• _INSTRUCTIONS TO FOLLOW_
Would you retype all of these records exactly?

• _MATERIAL SUPPLIED_
<<<<

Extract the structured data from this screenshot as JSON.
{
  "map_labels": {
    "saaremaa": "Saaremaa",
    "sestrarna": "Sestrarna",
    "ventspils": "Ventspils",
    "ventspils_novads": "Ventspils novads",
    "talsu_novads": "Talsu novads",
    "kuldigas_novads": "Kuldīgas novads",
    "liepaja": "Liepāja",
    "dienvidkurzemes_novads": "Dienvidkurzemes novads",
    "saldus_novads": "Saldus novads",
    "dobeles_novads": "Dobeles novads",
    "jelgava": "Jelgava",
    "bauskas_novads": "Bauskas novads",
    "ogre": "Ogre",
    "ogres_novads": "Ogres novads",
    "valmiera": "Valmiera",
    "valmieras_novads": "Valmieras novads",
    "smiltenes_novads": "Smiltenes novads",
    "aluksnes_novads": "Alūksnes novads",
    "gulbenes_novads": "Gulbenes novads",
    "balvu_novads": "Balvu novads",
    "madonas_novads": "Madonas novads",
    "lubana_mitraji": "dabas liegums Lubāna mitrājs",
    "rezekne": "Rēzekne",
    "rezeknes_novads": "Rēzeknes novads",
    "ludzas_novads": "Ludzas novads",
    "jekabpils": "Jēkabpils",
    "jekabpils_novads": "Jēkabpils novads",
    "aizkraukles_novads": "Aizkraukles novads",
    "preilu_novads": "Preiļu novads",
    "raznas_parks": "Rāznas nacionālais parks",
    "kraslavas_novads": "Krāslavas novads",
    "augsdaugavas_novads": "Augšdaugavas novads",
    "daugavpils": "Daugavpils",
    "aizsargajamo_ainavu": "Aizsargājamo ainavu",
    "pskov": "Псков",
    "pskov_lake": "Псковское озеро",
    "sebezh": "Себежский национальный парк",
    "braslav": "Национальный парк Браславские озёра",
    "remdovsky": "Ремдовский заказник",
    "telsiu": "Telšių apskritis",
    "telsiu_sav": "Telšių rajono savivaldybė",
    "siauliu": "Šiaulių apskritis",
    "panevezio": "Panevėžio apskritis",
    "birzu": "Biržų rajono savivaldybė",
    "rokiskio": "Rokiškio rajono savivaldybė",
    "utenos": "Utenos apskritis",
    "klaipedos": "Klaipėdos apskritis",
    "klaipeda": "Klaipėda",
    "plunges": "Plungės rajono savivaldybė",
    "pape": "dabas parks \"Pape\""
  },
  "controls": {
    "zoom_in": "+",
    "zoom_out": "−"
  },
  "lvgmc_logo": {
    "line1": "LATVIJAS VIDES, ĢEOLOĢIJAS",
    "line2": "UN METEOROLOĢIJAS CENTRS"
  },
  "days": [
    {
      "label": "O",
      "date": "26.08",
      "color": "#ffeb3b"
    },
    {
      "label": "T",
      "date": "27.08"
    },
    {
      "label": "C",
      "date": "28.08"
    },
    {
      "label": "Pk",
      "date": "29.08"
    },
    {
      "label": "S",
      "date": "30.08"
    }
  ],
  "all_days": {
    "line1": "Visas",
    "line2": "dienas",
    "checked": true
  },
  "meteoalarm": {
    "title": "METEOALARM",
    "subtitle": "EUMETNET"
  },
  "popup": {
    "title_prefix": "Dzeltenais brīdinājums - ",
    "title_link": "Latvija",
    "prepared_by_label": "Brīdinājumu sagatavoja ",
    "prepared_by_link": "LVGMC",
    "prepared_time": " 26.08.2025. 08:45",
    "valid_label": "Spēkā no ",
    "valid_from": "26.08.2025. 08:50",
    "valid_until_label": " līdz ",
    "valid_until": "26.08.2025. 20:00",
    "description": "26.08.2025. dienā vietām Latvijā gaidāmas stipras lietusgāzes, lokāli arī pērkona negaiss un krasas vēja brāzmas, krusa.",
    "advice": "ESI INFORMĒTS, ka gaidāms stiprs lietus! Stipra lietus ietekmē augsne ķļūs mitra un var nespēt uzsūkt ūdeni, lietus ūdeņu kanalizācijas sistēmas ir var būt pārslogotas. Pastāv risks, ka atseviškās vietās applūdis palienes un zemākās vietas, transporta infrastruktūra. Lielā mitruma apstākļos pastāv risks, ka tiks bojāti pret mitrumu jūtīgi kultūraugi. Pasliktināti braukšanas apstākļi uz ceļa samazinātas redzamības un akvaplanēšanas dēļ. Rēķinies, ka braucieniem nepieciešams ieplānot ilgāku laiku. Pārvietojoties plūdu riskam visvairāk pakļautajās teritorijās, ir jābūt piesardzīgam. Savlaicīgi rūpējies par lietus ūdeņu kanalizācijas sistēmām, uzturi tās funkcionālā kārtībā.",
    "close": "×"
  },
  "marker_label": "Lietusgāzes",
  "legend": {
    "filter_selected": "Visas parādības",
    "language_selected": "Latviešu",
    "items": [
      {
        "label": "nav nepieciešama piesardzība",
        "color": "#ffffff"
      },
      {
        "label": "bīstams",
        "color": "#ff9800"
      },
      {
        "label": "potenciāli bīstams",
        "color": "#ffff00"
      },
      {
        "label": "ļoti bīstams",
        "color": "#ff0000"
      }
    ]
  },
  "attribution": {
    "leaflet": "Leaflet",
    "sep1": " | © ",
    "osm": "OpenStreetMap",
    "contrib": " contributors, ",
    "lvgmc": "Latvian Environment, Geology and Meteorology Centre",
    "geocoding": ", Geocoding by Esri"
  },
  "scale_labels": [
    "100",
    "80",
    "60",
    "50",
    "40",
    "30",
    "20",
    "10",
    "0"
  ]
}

>>>>

• _RESULT OF THE EXERCISE_
Extract the structured data from this screenshot as JSON.
{
  "map_labels": {
    "saaremaa": "Saaremaa",
    "sestrarna": "Sestrarna",
    "ventspils": "Ventspils",
    "ventspils_novads": "Ventspils novads",
    "talsu_novads": "Talsu novads",
    "kuldigas_novads": "Kuldīgas novads",
    "liepaja": "Liepāja",
    "dienvidkurzemes_novads": "Dienvidkurzemes novads",
    "saldus_novads": "Saldus novads",
    "dobeles_novads": "Dobeles novads",
    "jelgava": "Jelgava",
    "bauskas_novads": "Bauskas novads",
    "ogre": "Ogre",
    "ogres_novads": "Ogres novads",
    "valmiera": "Valmiera",
    "valmieras_novads": "Valmieras novads",
    "smiltenes_novads": "Smiltenes novads",
    "aluksnes_novads": "Alūksnes novads",
    "gulbenes_novads": "Gulbenes novads",
    "balvu_novads": "Balvu novads",
    "madonas_novads": "Madonas novads",
    "lubana_mitraji": "dabas liegums Lubāna mitrājs",
    "rezekne": "Rēzekne",
    "rezeknes_novads": "Rēzeknes novads",
    "ludzas_novads": "Ludzas novads",
    "jekabpils": "Jēkabpils",
    "jekabpils_novads": "Jēkabpils novads",
    "aizkraukles_novads": "Aizkraukles novads",
    "preilu_novads": "Preiļu novads",
    "raznas_parks": "Rāznas nacionālais parks",
    "kraslavas_novads": "Krāslavas novads",
    "augsdaugavas_novads": "Augšdaugavas novads",
    "daugavpils": "Daugavpils",
    "aizsargajamo_ainavu": "Aizsargājamo ainavu",
    "pskov": "Псков",
    "pskov_lake": "Псковское озеро",
    "sebezh": "Себежский национальный парк",
    "braslav": "Национальный парк Браславские озёра",
    "remdovsky": "Ремдовский заказник",
    "telsiu": "Telšių apskritis",
    "telsiu_sav": "Telšių rajono savivaldybė",
    "siauliu": "Šiaulių apskritis",
    "panevezio": "Panevėžio apskritis",
    "birzu": "Biržų rajono savivaldybė",
    "rokiskio": "Rokiškio rajono savivaldybė",
    "utenos": "Utenos apskritis",
    "klaipedos": "Klaipėdos apskritis",
    "klaipeda": "Klaipėda",
    "plunges": "Plungės rajono savivaldybė",
    "pape": "dabas parks \"Pape\""
  },
  "controls": {
    "zoom_in": "+",
    "zoom_out": "−"
  },
  "lvgmc_logo": {
    "line1": "LATVIJAS VIDES, ĢEOLOĢIJAS",
    "line2": "UN METEOROLOĢIJAS CENTRS"
  },
  "days": [
    {
      "label": "O",
      "date": "26.08",
      "color": "#ffeb3b"
    },
    {
      "label": "T",
      "date": "27.08"
    },
    {
      "label": "C",
      "date": "28.08"
    },
    {
      "label": "Pk",
      "date": "29.08"
    },
    {
      "label": "S",
      "date": "30.08"
    }
  ],
  "all_days": {
    "line1": "Visas",
    "line2": "dienas",
    "checked": true
  },
  "meteoalarm": {
    "title": "METEOALARM",
    "subtitle": "EUMETNET"
  },
  "popup": {
    "title_prefix": "Dzeltenais brīdinājums - ",
    "title_link": "Latvija",
    "prepared_by_label": "Brīdinājumu sagatavoja ",
    "prepared_by_link": "LVGMC",
    "prepared_time": " 26.08.2025. 08:45",
    "valid_label": "Spēkā no ",
    "valid_from": "26.08.2025. 08:50",
    "valid_until_label": " līdz ",
    "valid_until": "26.08.2025. 20:00",
    "description": "26.08.2025. dienā vietām Latvijā gaidāmas stipras lietusgāzes, lokāli arī pērkona negaiss un krasas vēja brāzmas, krusa.",
    "advice": "ESI INFORMĒTS, ka gaidāms stiprs lietus! Stipra lietus ietekmē augsne ķļūs mitra un var nespēt uzsūkt ūdeni, lietus ūdeņu kanalizācijas sistēmas ir var būt pārslogotas. Pastāv risks, ka atseviškās vietās applūdis palienes un zemākās vietas, transporta infrastruktūra. Lielā mitruma apstākļos pastāv risks, ka tiks bojāti pret mitrumu jūtīgi kultūraugi. Pasliktināti braukšanas apstākļi uz ceļa samazinātas redzamības un akvaplanēšanas dēļ. Rēķinies, ka braucieniem nepieciešams ieplānot ilgāku laiku. Pārvietojoties plūdu riskam visvairāk pakļautajās teritorijās, ir jābūt piesardzīgam. Savlaicīgi rūpējies par lietus ūdeņu kanalizācijas sistēmām, uzturi tās funkcionālā kārtībā.",
    "close": "×"
  },
  "marker_label": "Lietusgāzes",
  "legend": {
    "filter_selected": "Visas parādības",
    "language_selected": "Latviešu",
    "items": [
      {
        "label": "nav nepieciešama piesardzība",
        "color": "#ffffff"
      },
      {
        "label": "bīstams",
        "color": "#ff9800"
      },
      {
        "label": "potenciāli bīstams",
        "color": "#ffff00"
      },
      {
        "label": "ļoti bīstams",
        "color": "#ff0000"
      }
    ]
  },
  "attribution": {
    "leaflet": "Leaflet",
    "sep1": " | © ",
    "osm": "OpenStreetMap",
    "contrib": " contributors, ",
    "lvgmc": "Latvian Environment, Geology and Meteorology Centre",
    "geocoding": ", Geocoding by Esri"
  },
  "scale_labels": [
    "100",
    "80",
    "60",
    "50",
    "40",
    "30",
    "20",
    "10",
    "0"
  ]
}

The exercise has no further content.